- [What is expected]:
Look through the material below for "subtitle". Copy every line that contains it.

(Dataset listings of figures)
---
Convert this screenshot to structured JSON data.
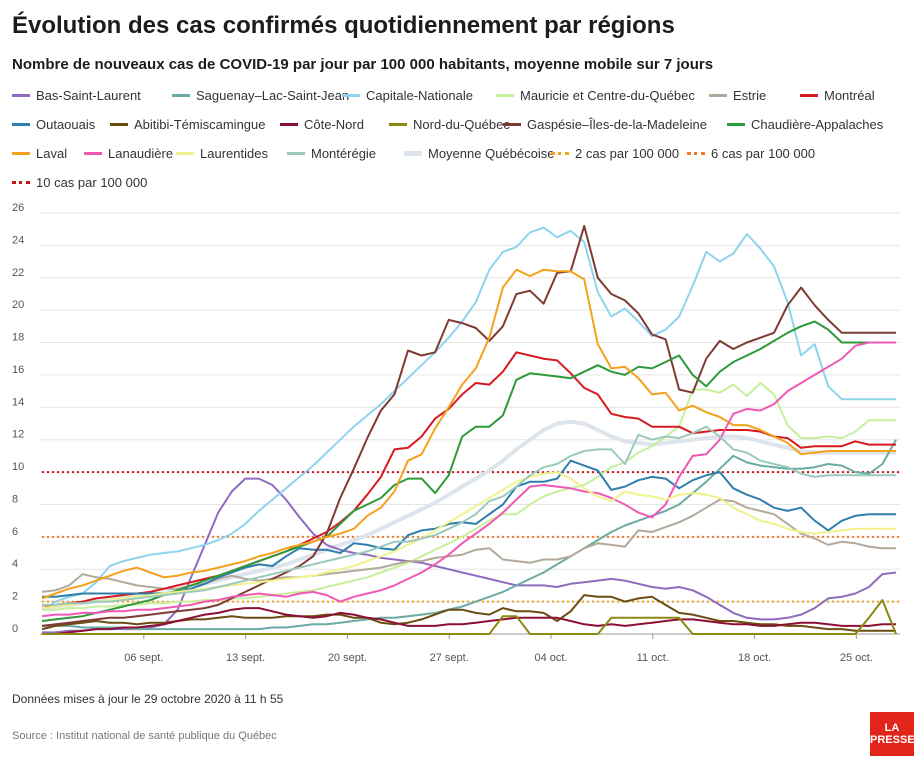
{
  "header": {
    "title": "Évolution des cas confirmés quotidiennement par régions",
    "subtitle": "Nombre de nouveaux cas de COVID-19 par jour par 100 000 habitants, moyenne mobile sur 7 jours"
  },
  "footer": {
    "updated": "Données mises à jour le 29 octobre 2020 à 11 h 55",
    "source": "Source : Institut national de santé publique du Québec",
    "logo_line1": "LA",
    "logo_line2": "PRESSE"
  },
  "chart_data": {
    "type": "line",
    "title": "Évolution des cas confirmés quotidiennement par régions",
    "subtitle": "Nombre de nouveaux cas de COVID-19 par jour par 100 000 habitants, moyenne mobile sur 7 jours",
    "x_ticks": [
      "06 sept.",
      "13 sept.",
      "20 sept.",
      "27 sept.",
      "04 oct.",
      "11 oct.",
      "18 oct.",
      "25 oct."
    ],
    "x_start": "2020-08-30",
    "x_end": "2020-10-28",
    "ylim": [
      0,
      26
    ],
    "y_ticks": [
      0,
      2,
      4,
      6,
      8,
      10,
      12,
      14,
      16,
      18,
      20,
      22,
      24,
      26
    ],
    "grid": true,
    "legend_position": "top",
    "series": [
      {
        "name": "Bas-Saint-Laurent",
        "color": "#8e6bbf",
        "values": [
          0.1,
          0.1,
          0.2,
          0.2,
          0.3,
          0.3,
          0.3,
          0.3,
          0.4,
          0.6,
          1.5,
          3.5,
          5.5,
          7.5,
          8.8,
          9.6,
          9.6,
          9.2,
          8.3,
          7.2,
          6.2,
          5.5,
          5.2,
          5.0,
          4.9,
          4.7,
          4.6,
          4.5,
          4.4,
          4.2,
          4.0,
          3.8,
          3.6,
          3.4,
          3.2,
          3.0,
          3.0,
          3.0,
          2.9,
          3.1,
          3.2,
          3.3,
          3.4,
          3.3,
          3.1,
          2.9,
          2.8,
          2.9,
          2.7,
          2.3,
          1.8,
          1.3,
          1.0,
          0.9,
          0.9,
          1.0,
          1.2,
          1.6,
          2.2,
          2.3,
          2.5,
          2.9,
          3.7,
          3.8
        ]
      },
      {
        "name": "Saguenay–Lac-Saint-Jean",
        "color": "#6aaba3",
        "values": [
          0.5,
          0.5,
          0.5,
          0.4,
          0.4,
          0.4,
          0.4,
          0.3,
          0.3,
          0.3,
          0.3,
          0.3,
          0.3,
          0.3,
          0.3,
          0.3,
          0.3,
          0.4,
          0.4,
          0.5,
          0.6,
          0.6,
          0.7,
          0.8,
          0.9,
          1.0,
          1.0,
          1.1,
          1.2,
          1.3,
          1.5,
          1.7,
          2.0,
          2.3,
          2.6,
          3.0,
          3.4,
          3.8,
          4.3,
          4.8,
          5.3,
          5.8,
          6.3,
          6.7,
          7.0,
          7.3,
          7.6,
          8.0,
          8.7,
          9.4,
          10.2,
          11.0,
          10.6,
          10.4,
          10.3,
          10.2,
          10.2,
          10.3,
          10.5,
          10.4,
          10.0,
          9.9,
          10.5,
          12.0
        ]
      },
      {
        "name": "Capitale-Nationale",
        "color": "#8fd3ef",
        "values": [
          1.5,
          2.0,
          2.3,
          2.5,
          3.2,
          4.2,
          4.5,
          4.7,
          4.9,
          5.0,
          5.1,
          5.3,
          5.5,
          5.8,
          6.2,
          6.8,
          7.6,
          8.3,
          9.0,
          9.7,
          10.4,
          11.2,
          12.0,
          12.8,
          13.5,
          14.2,
          15.0,
          15.8,
          16.6,
          17.4,
          18.3,
          19.3,
          20.5,
          22.5,
          23.6,
          23.9,
          24.8,
          25.1,
          24.5,
          24.9,
          24.2,
          21.1,
          19.6,
          20.1,
          19.3,
          18.4,
          18.8,
          19.6,
          21.5,
          23.6,
          23.0,
          23.5,
          24.7,
          23.8,
          22.7,
          20.5,
          17.2,
          17.9,
          15.3,
          14.5,
          14.5,
          14.5,
          14.5,
          14.5
        ]
      },
      {
        "name": "Mauricie et Centre-du-Québec",
        "color": "#c7f09c",
        "values": [
          1.5,
          1.5,
          1.6,
          1.6,
          1.7,
          1.7,
          1.8,
          1.8,
          1.9,
          1.9,
          2.0,
          2.0,
          2.1,
          2.1,
          2.2,
          2.2,
          2.3,
          2.4,
          2.5,
          2.6,
          2.7,
          2.9,
          3.1,
          3.3,
          3.5,
          3.8,
          4.1,
          4.4,
          4.8,
          5.2,
          5.6,
          6.0,
          6.5,
          7.0,
          7.4,
          7.4,
          8.0,
          8.5,
          8.8,
          9.0,
          9.2,
          9.7,
          10.3,
          10.6,
          11.2,
          11.6,
          12.2,
          12.8,
          15.1,
          15.1,
          14.9,
          15.4,
          14.7,
          15.5,
          14.8,
          12.9,
          12.1,
          12.1,
          12.2,
          12.1,
          12.5,
          13.2,
          13.2,
          13.2
        ]
      },
      {
        "name": "Estrie",
        "color": "#b3a99a",
        "values": [
          2.6,
          2.7,
          3.0,
          3.7,
          3.5,
          3.4,
          3.2,
          3.0,
          2.9,
          2.8,
          2.8,
          3.0,
          3.1,
          3.4,
          3.6,
          3.4,
          3.3,
          3.4,
          3.5,
          3.5,
          3.6,
          3.7,
          3.8,
          3.9,
          4.0,
          4.1,
          4.3,
          4.5,
          4.5,
          4.7,
          4.8,
          4.9,
          5.2,
          5.3,
          4.6,
          4.5,
          4.4,
          4.6,
          4.6,
          4.8,
          5.3,
          5.6,
          5.5,
          5.4,
          6.4,
          6.3,
          6.6,
          6.9,
          7.3,
          7.8,
          8.3,
          8.2,
          7.8,
          7.6,
          7.4,
          6.8,
          6.2,
          5.9,
          5.5,
          5.7,
          5.6,
          5.4,
          5.3,
          5.3
        ]
      },
      {
        "name": "Montréal",
        "color": "#d71920",
        "values": [
          1.6,
          1.8,
          1.9,
          2.0,
          2.2,
          2.3,
          2.4,
          2.5,
          2.6,
          2.8,
          3.0,
          3.2,
          3.4,
          3.6,
          3.9,
          4.2,
          4.5,
          4.8,
          5.1,
          5.5,
          5.9,
          6.3,
          6.9,
          7.6,
          8.6,
          9.7,
          11.4,
          11.5,
          12.2,
          13.3,
          13.9,
          14.8,
          15.5,
          15.4,
          16.2,
          17.4,
          17.2,
          17.0,
          16.9,
          16.1,
          15.2,
          14.8,
          13.6,
          13.4,
          13.3,
          12.8,
          12.8,
          12.8,
          12.4,
          12.5,
          12.6,
          12.6,
          12.6,
          12.5,
          12.2,
          12.1,
          11.5,
          11.6,
          11.6,
          11.6,
          11.9,
          11.7,
          11.7,
          11.7
        ]
      },
      {
        "name": "Outaouais",
        "color": "#2f7fad",
        "values": [
          2.3,
          2.3,
          2.4,
          2.5,
          2.5,
          2.5,
          2.5,
          2.5,
          2.5,
          2.5,
          2.6,
          2.8,
          3.1,
          3.5,
          3.8,
          4.1,
          4.3,
          4.2,
          4.8,
          5.3,
          5.2,
          5.2,
          5.0,
          5.6,
          5.5,
          5.3,
          5.2,
          6.1,
          6.4,
          6.5,
          6.8,
          6.9,
          6.8,
          7.4,
          8.0,
          9.1,
          9.4,
          9.4,
          9.6,
          10.7,
          10.4,
          10.1,
          8.9,
          9.1,
          9.5,
          9.7,
          9.6,
          9.0,
          9.5,
          9.8,
          10.0,
          9.0,
          8.6,
          8.3,
          7.8,
          7.6,
          7.8,
          7.0,
          6.4,
          7.0,
          7.3,
          7.4,
          7.4,
          7.4
        ]
      },
      {
        "name": "Abitibi-Témiscamingue",
        "color": "#6b4c11",
        "values": [
          0.3,
          0.5,
          0.6,
          0.7,
          0.8,
          0.7,
          0.7,
          0.6,
          0.7,
          0.7,
          0.8,
          0.9,
          0.9,
          1.0,
          1.1,
          1.0,
          1.0,
          1.0,
          1.1,
          1.1,
          1.1,
          1.2,
          1.2,
          1.0,
          1.0,
          0.7,
          0.6,
          0.7,
          0.9,
          1.2,
          1.5,
          1.5,
          1.3,
          1.2,
          1.6,
          1.4,
          1.4,
          1.3,
          0.8,
          1.4,
          2.4,
          2.3,
          2.3,
          2.0,
          2.2,
          2.3,
          1.8,
          1.3,
          1.2,
          1.0,
          0.8,
          0.8,
          0.7,
          0.6,
          0.6,
          0.5,
          0.5,
          0.4,
          0.3,
          0.3,
          0.2,
          0.2,
          0.2,
          0.2
        ]
      },
      {
        "name": "Côte-Nord",
        "color": "#8c1034",
        "values": [
          0.0,
          0.0,
          0.1,
          0.2,
          0.3,
          0.3,
          0.4,
          0.4,
          0.5,
          0.6,
          0.8,
          1.0,
          1.2,
          1.3,
          1.5,
          1.6,
          1.6,
          1.4,
          1.2,
          1.1,
          1.0,
          1.1,
          1.3,
          1.2,
          1.0,
          0.9,
          0.7,
          0.5,
          0.5,
          0.5,
          0.6,
          0.6,
          0.7,
          0.8,
          0.9,
          1.0,
          1.0,
          1.0,
          1.0,
          0.8,
          0.6,
          0.5,
          0.6,
          0.5,
          0.6,
          0.7,
          0.8,
          0.9,
          0.9,
          0.8,
          0.7,
          0.6,
          0.6,
          0.5,
          0.5,
          0.6,
          0.7,
          0.7,
          0.6,
          0.5,
          0.5,
          0.5,
          0.6,
          0.6
        ]
      },
      {
        "name": "Nord-du-Québec",
        "color": "#8a8a12",
        "values": [
          0.0,
          0.0,
          0.0,
          0.0,
          0.0,
          0.0,
          0.0,
          0.0,
          0.0,
          0.0,
          0.0,
          0.0,
          0.0,
          0.0,
          0.0,
          0.0,
          0.0,
          0.0,
          0.0,
          0.0,
          0.0,
          0.0,
          0.0,
          0.0,
          0.0,
          0.0,
          0.0,
          0.0,
          0.0,
          0.0,
          0.0,
          0.0,
          0.0,
          0.0,
          1.1,
          1.1,
          0.0,
          0.0,
          0.0,
          0.0,
          0.0,
          0.0,
          1.0,
          1.0,
          1.0,
          1.0,
          1.0,
          1.0,
          0.0,
          0.0,
          0.0,
          0.0,
          0.0,
          0.0,
          0.0,
          0.0,
          0.0,
          0.0,
          0.0,
          0.0,
          0.0,
          1.0,
          2.1,
          0.0
        ]
      },
      {
        "name": "Gaspésie–Îles-de-la-Madeleine",
        "color": "#7e3b33",
        "values": [
          0.5,
          0.6,
          0.7,
          0.8,
          0.9,
          1.0,
          1.0,
          1.1,
          1.2,
          1.3,
          1.4,
          1.5,
          1.6,
          1.8,
          2.2,
          2.6,
          3.0,
          3.4,
          3.8,
          4.2,
          4.8,
          6.2,
          8.4,
          10.2,
          12.1,
          13.8,
          14.8,
          17.5,
          17.2,
          17.4,
          19.4,
          19.2,
          18.9,
          18.1,
          19.0,
          21.0,
          21.2,
          20.4,
          22.3,
          22.4,
          25.2,
          22.0,
          21.0,
          20.6,
          19.8,
          18.5,
          18.2,
          15.1,
          14.9,
          17.0,
          18.1,
          17.6,
          18.0,
          18.3,
          18.6,
          20.3,
          21.4,
          20.3,
          19.4,
          18.6,
          18.6,
          18.6,
          18.6,
          18.6
        ]
      },
      {
        "name": "Chaudière-Appalaches",
        "color": "#2e9a3a",
        "values": [
          0.8,
          0.9,
          1.0,
          1.1,
          1.3,
          1.5,
          1.7,
          1.9,
          2.1,
          2.4,
          2.7,
          3.0,
          3.3,
          3.6,
          3.9,
          4.2,
          4.5,
          4.8,
          5.1,
          5.4,
          5.7,
          6.0,
          6.8,
          7.6,
          8.0,
          8.4,
          9.2,
          9.6,
          9.6,
          8.7,
          9.8,
          12.2,
          12.8,
          12.8,
          13.5,
          15.7,
          16.1,
          16.0,
          15.9,
          15.8,
          16.2,
          16.6,
          16.2,
          16.0,
          16.5,
          16.4,
          16.8,
          17.2,
          16.0,
          15.3,
          16.2,
          16.8,
          17.2,
          17.6,
          18.1,
          18.6,
          19.0,
          19.3,
          18.8,
          18.0,
          18.0,
          18.0,
          18.0,
          18.0
        ]
      },
      {
        "name": "Laval",
        "color": "#f3a21c",
        "values": [
          2.2,
          2.5,
          2.8,
          3.0,
          3.3,
          3.6,
          3.9,
          4.1,
          3.8,
          3.5,
          3.6,
          3.8,
          3.9,
          4.1,
          4.3,
          4.5,
          4.8,
          5.0,
          5.3,
          5.5,
          5.7,
          6.0,
          6.2,
          6.5,
          7.3,
          7.8,
          8.8,
          10.7,
          11.1,
          12.7,
          14.0,
          15.4,
          16.4,
          18.3,
          21.4,
          22.5,
          22.1,
          22.5,
          22.4,
          22.4,
          21.9,
          17.9,
          16.4,
          16.5,
          15.8,
          14.8,
          14.9,
          13.8,
          14.1,
          13.7,
          13.4,
          12.9,
          12.9,
          12.6,
          12.2,
          11.8,
          11.1,
          11.2,
          11.3,
          11.3,
          11.3,
          11.3,
          11.3,
          11.3
        ]
      },
      {
        "name": "Lanaudière",
        "color": "#f058b5",
        "values": [
          1.1,
          1.2,
          1.2,
          1.3,
          1.3,
          1.4,
          1.4,
          1.5,
          1.5,
          1.6,
          1.7,
          1.8,
          2.0,
          2.1,
          2.3,
          2.4,
          2.5,
          2.4,
          2.3,
          2.5,
          2.6,
          2.4,
          2.0,
          2.3,
          2.5,
          2.7,
          3.0,
          3.4,
          3.8,
          4.3,
          4.9,
          5.6,
          6.2,
          6.8,
          7.5,
          8.3,
          9.1,
          9.2,
          9.1,
          9.0,
          8.8,
          8.7,
          8.4,
          8.0,
          7.5,
          7.2,
          8.0,
          9.7,
          11.0,
          11.1,
          12.0,
          13.6,
          13.9,
          13.8,
          14.2,
          15.0,
          15.5,
          16.0,
          16.5,
          17.0,
          17.8,
          18.0,
          18.0,
          18.0
        ]
      },
      {
        "name": "Laurentides",
        "color": "#f1f28b",
        "values": [
          1.6,
          1.7,
          1.8,
          1.9,
          2.0,
          2.1,
          2.2,
          2.3,
          2.4,
          2.5,
          2.6,
          2.7,
          2.8,
          2.9,
          3.0,
          3.1,
          3.2,
          3.3,
          3.4,
          3.5,
          3.6,
          3.8,
          4.0,
          4.2,
          4.5,
          4.8,
          5.1,
          5.5,
          5.9,
          6.4,
          6.9,
          7.4,
          7.9,
          8.4,
          8.9,
          9.4,
          9.7,
          9.9,
          10.0,
          9.6,
          9.0,
          8.5,
          8.2,
          8.8,
          8.6,
          8.5,
          8.3,
          8.6,
          8.7,
          8.6,
          8.4,
          7.8,
          7.4,
          7.0,
          6.8,
          6.5,
          6.3,
          6.2,
          6.3,
          6.4,
          6.5,
          6.5,
          6.5,
          6.5
        ]
      },
      {
        "name": "Montérégie",
        "color": "#9cc9bd",
        "values": [
          1.8,
          1.8,
          1.9,
          1.9,
          2.0,
          2.0,
          2.1,
          2.2,
          2.3,
          2.4,
          2.5,
          2.6,
          2.7,
          2.9,
          3.1,
          3.3,
          3.5,
          3.7,
          3.9,
          4.1,
          4.3,
          4.5,
          4.7,
          4.9,
          5.1,
          5.4,
          5.7,
          5.7,
          5.9,
          6.1,
          6.5,
          6.9,
          7.4,
          8.2,
          8.5,
          9.1,
          9.8,
          10.3,
          10.5,
          11.0,
          11.3,
          11.4,
          11.4,
          10.5,
          12.3,
          12.0,
          12.2,
          12.1,
          12.4,
          12.8,
          12.2,
          11.4,
          11.2,
          10.7,
          10.5,
          10.3,
          9.9,
          9.7,
          9.8,
          9.8,
          9.8,
          9.8,
          9.8,
          9.8
        ]
      },
      {
        "name": "Moyenne Québécoise",
        "color": "#dde4ec",
        "dashed": false,
        "wide": true,
        "values": [
          1.6,
          1.7,
          1.8,
          1.9,
          2.0,
          2.1,
          2.2,
          2.3,
          2.4,
          2.5,
          2.7,
          2.9,
          3.1,
          3.3,
          3.5,
          3.7,
          3.9,
          4.1,
          4.3,
          4.6,
          4.9,
          5.2,
          5.5,
          5.8,
          6.1,
          6.5,
          6.9,
          7.3,
          7.7,
          8.1,
          8.6,
          9.1,
          9.6,
          10.1,
          10.7,
          11.4,
          12.0,
          12.6,
          13.0,
          13.1,
          13.0,
          12.6,
          12.2,
          11.9,
          11.8,
          11.7,
          11.8,
          11.9,
          12.0,
          12.1,
          12.2,
          12.2,
          12.1,
          11.9,
          11.7,
          11.5,
          11.3,
          11.2,
          11.2,
          11.2,
          11.2,
          11.2,
          11.2,
          11.2
        ]
      }
    ],
    "reference_lines": [
      {
        "name": "2 cas par 100 000",
        "value": 2,
        "color": "#f3a21c"
      },
      {
        "name": "6 cas par 100 000",
        "value": 6,
        "color": "#ee7b2a"
      },
      {
        "name": "10 cas par 100 000",
        "value": 10,
        "color": "#c4141b"
      }
    ]
  }
}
---
- [Result for this task]:
    "subtitle": "Nombre de nouveaux cas de COVID-19 par jour par 100 000 habitants, moyenne mobile sur 7 jours"
    "subtitle": "Nombre de nouveaux cas de COVID-19 par jour par 100 000 habitants, moyenne mobile sur 7 jours",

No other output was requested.